Copy out each line exactly as it appears.

**Stored entries**:
- - - - -
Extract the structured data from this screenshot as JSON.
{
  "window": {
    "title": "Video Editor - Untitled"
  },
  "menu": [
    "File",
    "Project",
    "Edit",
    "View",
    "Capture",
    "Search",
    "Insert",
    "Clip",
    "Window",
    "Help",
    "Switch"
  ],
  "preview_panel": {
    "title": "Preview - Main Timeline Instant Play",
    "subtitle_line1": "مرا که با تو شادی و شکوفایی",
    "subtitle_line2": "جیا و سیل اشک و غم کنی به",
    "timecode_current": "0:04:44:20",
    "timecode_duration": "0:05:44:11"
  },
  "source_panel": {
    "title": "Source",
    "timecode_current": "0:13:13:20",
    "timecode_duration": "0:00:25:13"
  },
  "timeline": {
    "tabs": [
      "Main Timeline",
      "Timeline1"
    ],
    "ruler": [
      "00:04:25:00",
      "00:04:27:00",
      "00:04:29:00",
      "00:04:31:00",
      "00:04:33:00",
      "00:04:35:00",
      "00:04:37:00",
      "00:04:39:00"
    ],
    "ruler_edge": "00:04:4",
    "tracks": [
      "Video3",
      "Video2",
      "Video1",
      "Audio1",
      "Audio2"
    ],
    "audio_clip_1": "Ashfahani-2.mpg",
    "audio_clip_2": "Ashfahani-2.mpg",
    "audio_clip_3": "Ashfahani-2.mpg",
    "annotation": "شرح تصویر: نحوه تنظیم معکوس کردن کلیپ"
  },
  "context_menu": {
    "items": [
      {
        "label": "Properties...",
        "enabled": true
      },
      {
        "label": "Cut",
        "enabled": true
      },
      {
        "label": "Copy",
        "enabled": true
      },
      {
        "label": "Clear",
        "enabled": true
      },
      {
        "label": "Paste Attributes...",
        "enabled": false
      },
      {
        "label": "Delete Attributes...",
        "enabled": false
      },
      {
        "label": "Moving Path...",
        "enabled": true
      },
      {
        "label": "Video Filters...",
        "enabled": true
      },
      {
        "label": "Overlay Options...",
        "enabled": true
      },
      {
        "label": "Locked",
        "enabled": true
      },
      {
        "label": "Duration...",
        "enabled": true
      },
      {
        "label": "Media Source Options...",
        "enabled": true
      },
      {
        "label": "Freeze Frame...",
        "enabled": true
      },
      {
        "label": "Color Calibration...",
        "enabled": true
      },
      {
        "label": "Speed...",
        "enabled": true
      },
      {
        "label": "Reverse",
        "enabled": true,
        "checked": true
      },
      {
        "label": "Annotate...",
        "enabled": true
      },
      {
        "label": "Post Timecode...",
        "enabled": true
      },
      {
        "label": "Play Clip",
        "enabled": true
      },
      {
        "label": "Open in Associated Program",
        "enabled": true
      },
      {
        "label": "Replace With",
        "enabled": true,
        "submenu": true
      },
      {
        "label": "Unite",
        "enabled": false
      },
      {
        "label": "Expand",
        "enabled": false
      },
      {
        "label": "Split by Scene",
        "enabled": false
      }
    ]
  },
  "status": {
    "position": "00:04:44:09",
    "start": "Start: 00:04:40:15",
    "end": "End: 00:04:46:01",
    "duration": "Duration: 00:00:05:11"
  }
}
- - - - -
**EXERCISE SOLUTION**:
Extract the structured data from this screenshot as JSON.
{
  "window": {
    "title": "Video Editor - Untitled"
  },
  "menu": [
    "File",
    "Project",
    "Edit",
    "View",
    "Capture",
    "Search",
    "Insert",
    "Clip",
    "Window",
    "Help",
    "Switch"
  ],
  "preview_panel": {
    "title": "Preview - Main Timeline Instant Play",
    "subtitle_line1": "مرا که با تو شادی و شکوفایی",
    "subtitle_line2": "جیا و سیل اشک و غم کنی به",
    "timecode_current": "0:04:44:20",
    "timecode_duration": "0:05:44:11"
  },
  "source_panel": {
    "title": "Source",
    "timecode_current": "0:13:13:20",
    "timecode_duration": "0:00:25:13"
  },
  "timeline": {
    "tabs": [
      "Main Timeline",
      "Timeline1"
    ],
    "ruler": [
      "00:04:25:00",
      "00:04:27:00",
      "00:04:29:00",
      "00:04:31:00",
      "00:04:33:00",
      "00:04:35:00",
      "00:04:37:00",
      "00:04:39:00"
    ],
    "ruler_edge": "00:04:4",
    "tracks": [
      "Video3",
      "Video2",
      "Video1",
      "Audio1",
      "Audio2"
    ],
    "audio_clip_1": "Ashfahani-2.mpg",
    "audio_clip_2": "Ashfahani-2.mpg",
    "audio_clip_3": "Ashfahani-2.mpg",
    "annotation": "شرح تصویر: نحوه تنظیم معکوس کردن کلیپ"
  },
  "context_menu": {
    "items": [
      {
        "label": "Properties...",
        "enabled": true
      },
      {
        "label": "Cut",
        "enabled": true
      },
      {
        "label": "Copy",
        "enabled": true
      },
      {
        "label": "Clear",
        "enabled": true
      },
      {
        "label": "Paste Attributes...",
        "enabled": false
      },
      {
        "label": "Delete Attributes...",
        "enabled": false
      },
      {
        "label": "Moving Path...",
        "enabled": true
      },
      {
        "label": "Video Filters...",
        "enabled": true
      },
      {
        "label": "Overlay Options...",
        "enabled": true
      },
      {
        "label": "Locked",
        "enabled": true
      },
      {
        "label": "Duration...",
        "enabled": true
      },
      {
        "label": "Media Source Options...",
        "enabled": true
      },
      {
        "label": "Freeze Frame...",
        "enabled": true
      },
      {
        "label": "Color Calibration...",
        "enabled": true
      },
      {
        "label": "Speed...",
        "enabled": true
      },
      {
        "label": "Reverse",
        "enabled": true,
        "checked": true
      },
      {
        "label": "Annotate...",
        "enabled": true
      },
      {
        "label": "Post Timecode...",
        "enabled": true
      },
      {
        "label": "Play Clip",
        "enabled": true
      },
      {
        "label": "Open in Associated Program",
        "enabled": true
      },
      {
        "label": "Replace With",
        "enabled": true,
        "submenu": true
      },
      {
        "label": "Unite",
        "enabled": false
      },
      {
        "label": "Expand",
        "enabled": false
      },
      {
        "label": "Split by Scene",
        "enabled": false
      }
    ]
  },
  "status": {
    "position": "00:04:44:09",
    "start": "Start: 00:04:40:15",
    "end": "End: 00:04:46:01",
    "duration": "Duration: 00:00:05:11"
  }
}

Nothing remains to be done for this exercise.